-- Written request --
Among the records that follow, count the lines with the string "Wayne"; report only that count.
━━━━━━━━━━━━━━━━━━━━━━━━━━━━━━
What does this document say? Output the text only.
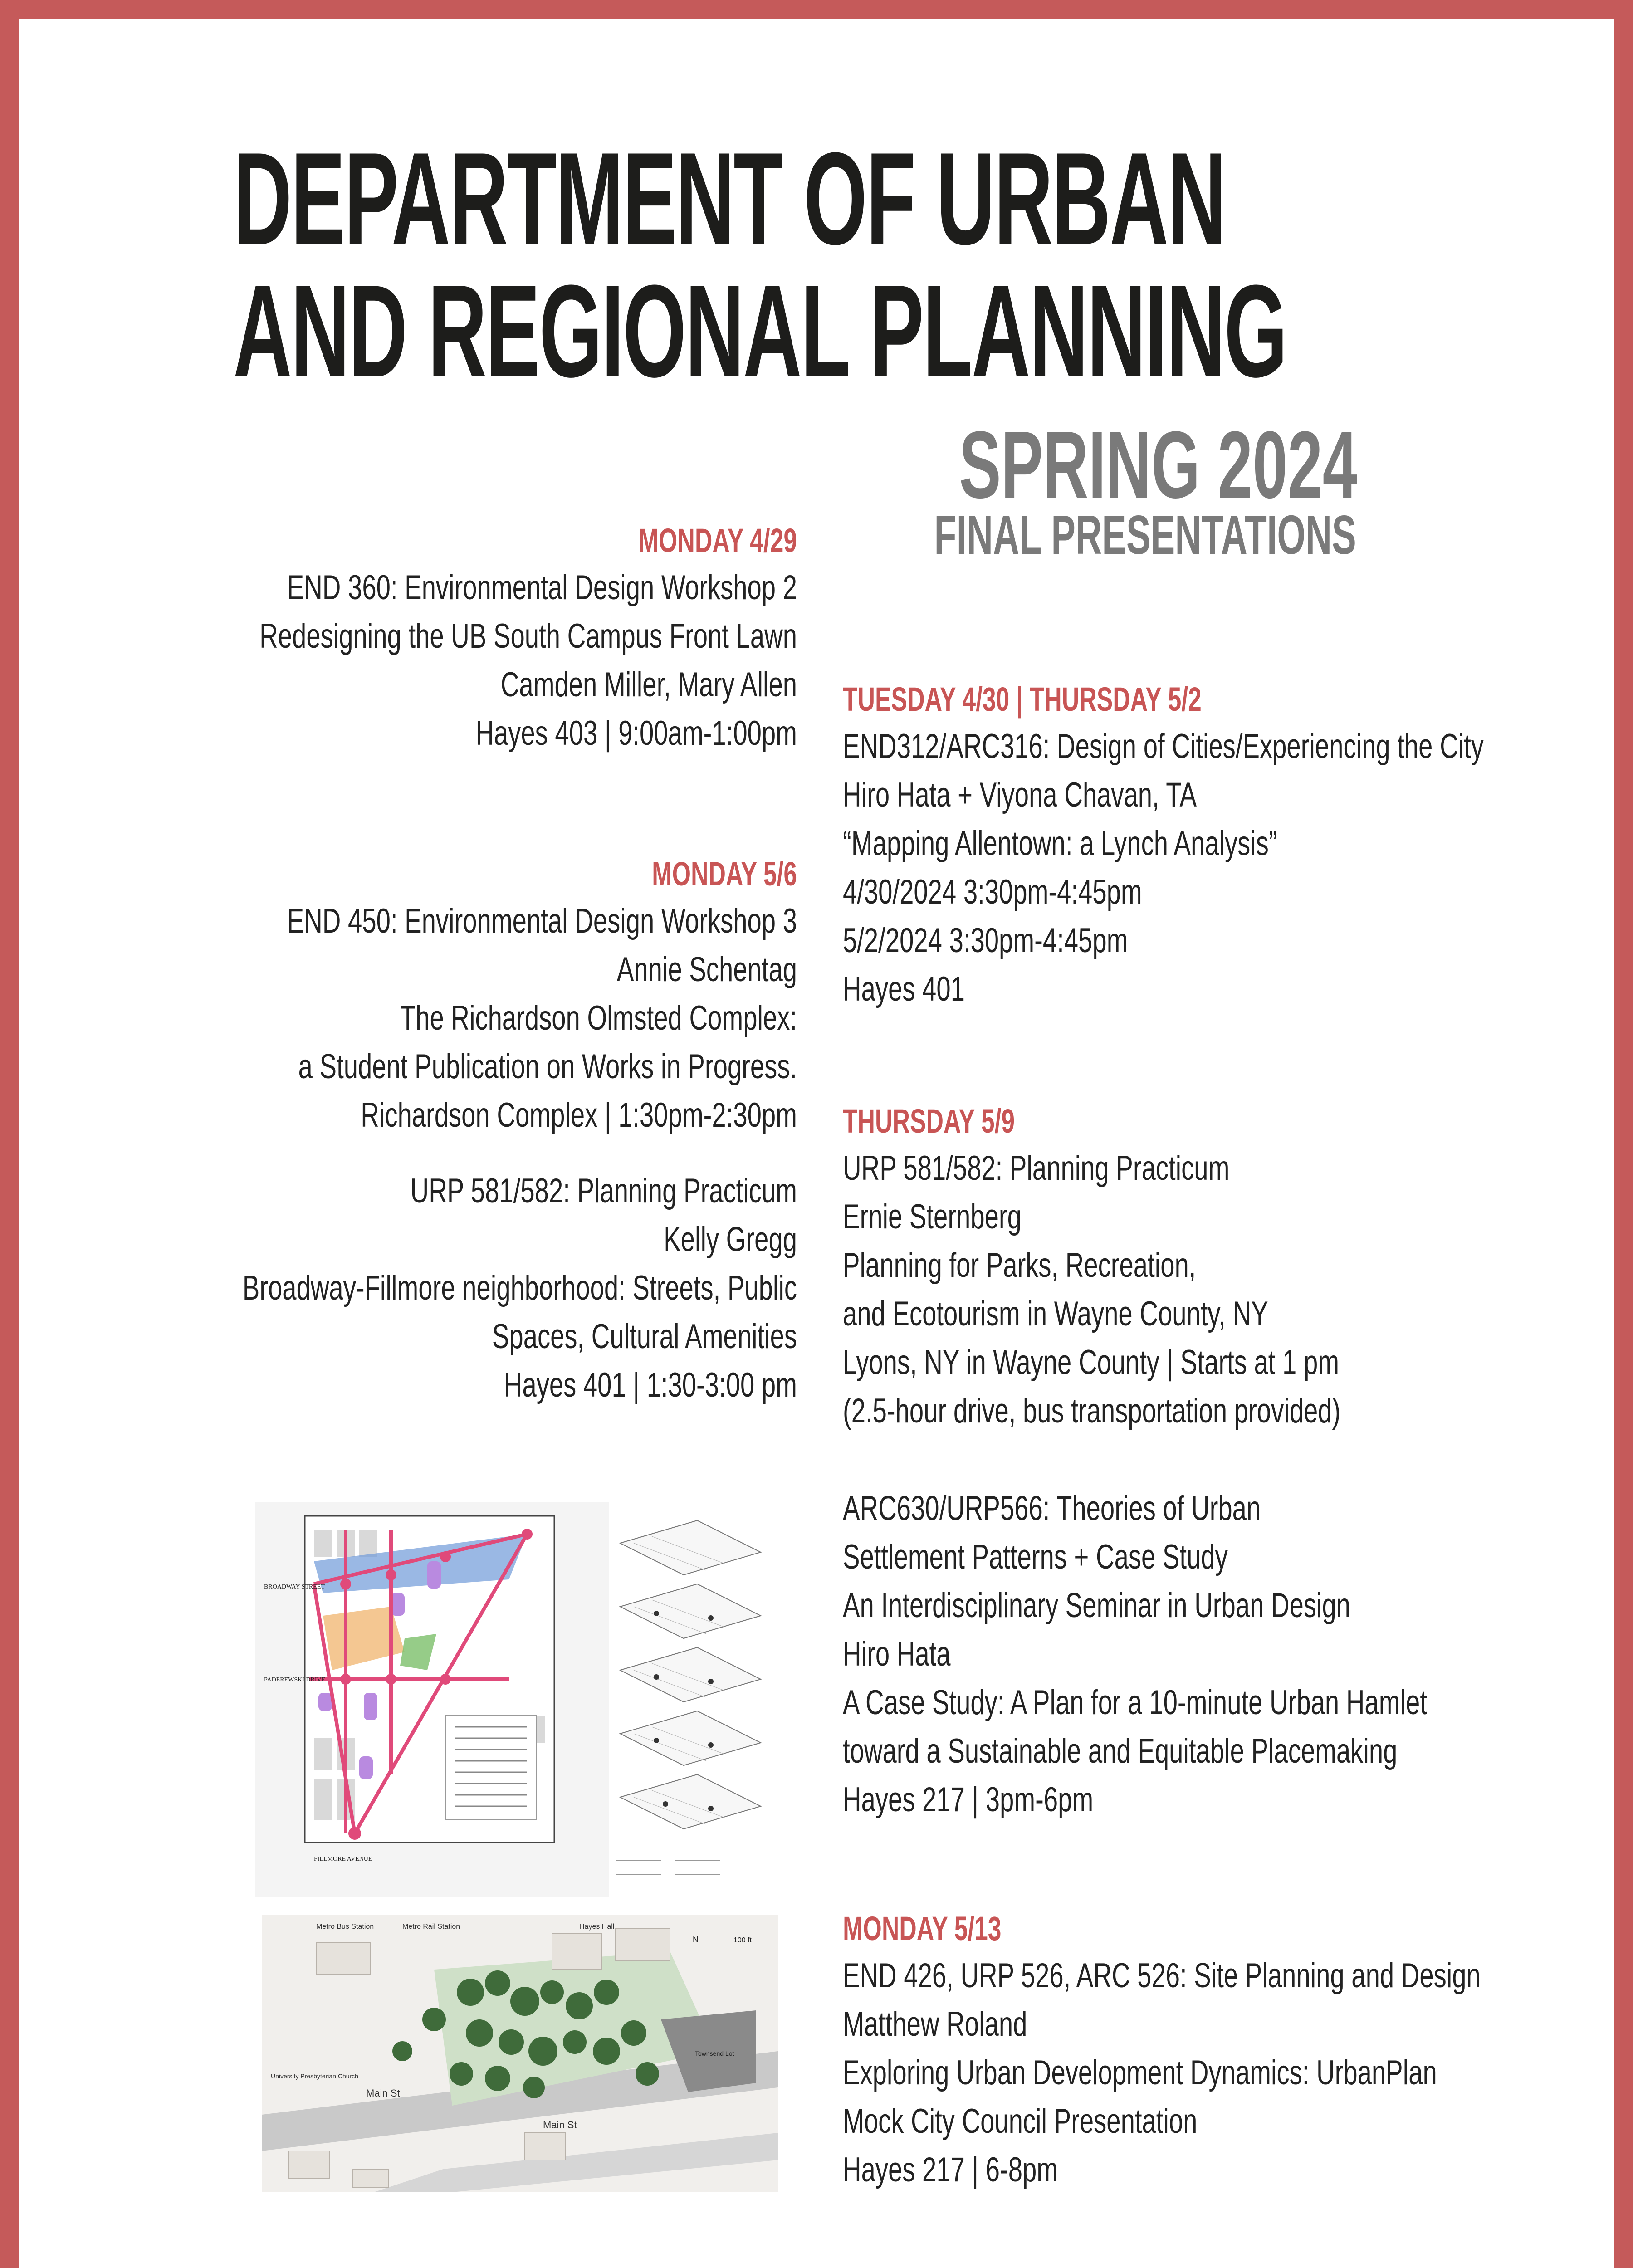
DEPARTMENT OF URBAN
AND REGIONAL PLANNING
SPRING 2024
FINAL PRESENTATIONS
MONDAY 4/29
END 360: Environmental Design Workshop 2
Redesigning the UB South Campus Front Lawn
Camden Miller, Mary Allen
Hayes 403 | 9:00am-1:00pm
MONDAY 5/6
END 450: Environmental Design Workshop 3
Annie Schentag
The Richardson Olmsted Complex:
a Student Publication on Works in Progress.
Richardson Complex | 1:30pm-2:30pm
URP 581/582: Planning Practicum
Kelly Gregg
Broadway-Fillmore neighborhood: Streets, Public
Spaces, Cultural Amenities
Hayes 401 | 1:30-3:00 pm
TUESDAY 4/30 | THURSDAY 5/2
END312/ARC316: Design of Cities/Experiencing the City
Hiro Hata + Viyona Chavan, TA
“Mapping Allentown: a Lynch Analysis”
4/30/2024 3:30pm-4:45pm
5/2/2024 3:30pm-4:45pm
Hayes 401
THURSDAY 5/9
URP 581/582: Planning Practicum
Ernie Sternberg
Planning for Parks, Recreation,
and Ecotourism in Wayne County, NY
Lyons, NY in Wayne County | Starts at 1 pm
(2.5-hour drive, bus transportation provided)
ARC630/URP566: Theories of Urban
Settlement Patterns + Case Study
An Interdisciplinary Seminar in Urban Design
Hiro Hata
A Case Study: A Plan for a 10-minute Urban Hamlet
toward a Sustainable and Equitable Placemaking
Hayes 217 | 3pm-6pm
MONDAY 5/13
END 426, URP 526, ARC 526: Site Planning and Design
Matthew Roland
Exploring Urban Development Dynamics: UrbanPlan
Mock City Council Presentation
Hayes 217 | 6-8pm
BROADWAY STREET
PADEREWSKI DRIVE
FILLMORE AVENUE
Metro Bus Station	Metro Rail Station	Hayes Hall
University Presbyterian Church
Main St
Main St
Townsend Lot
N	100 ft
━━━━━━━━━━━━━━━━━━━━━━━━━━━━━━
-- Answer to this problem --
2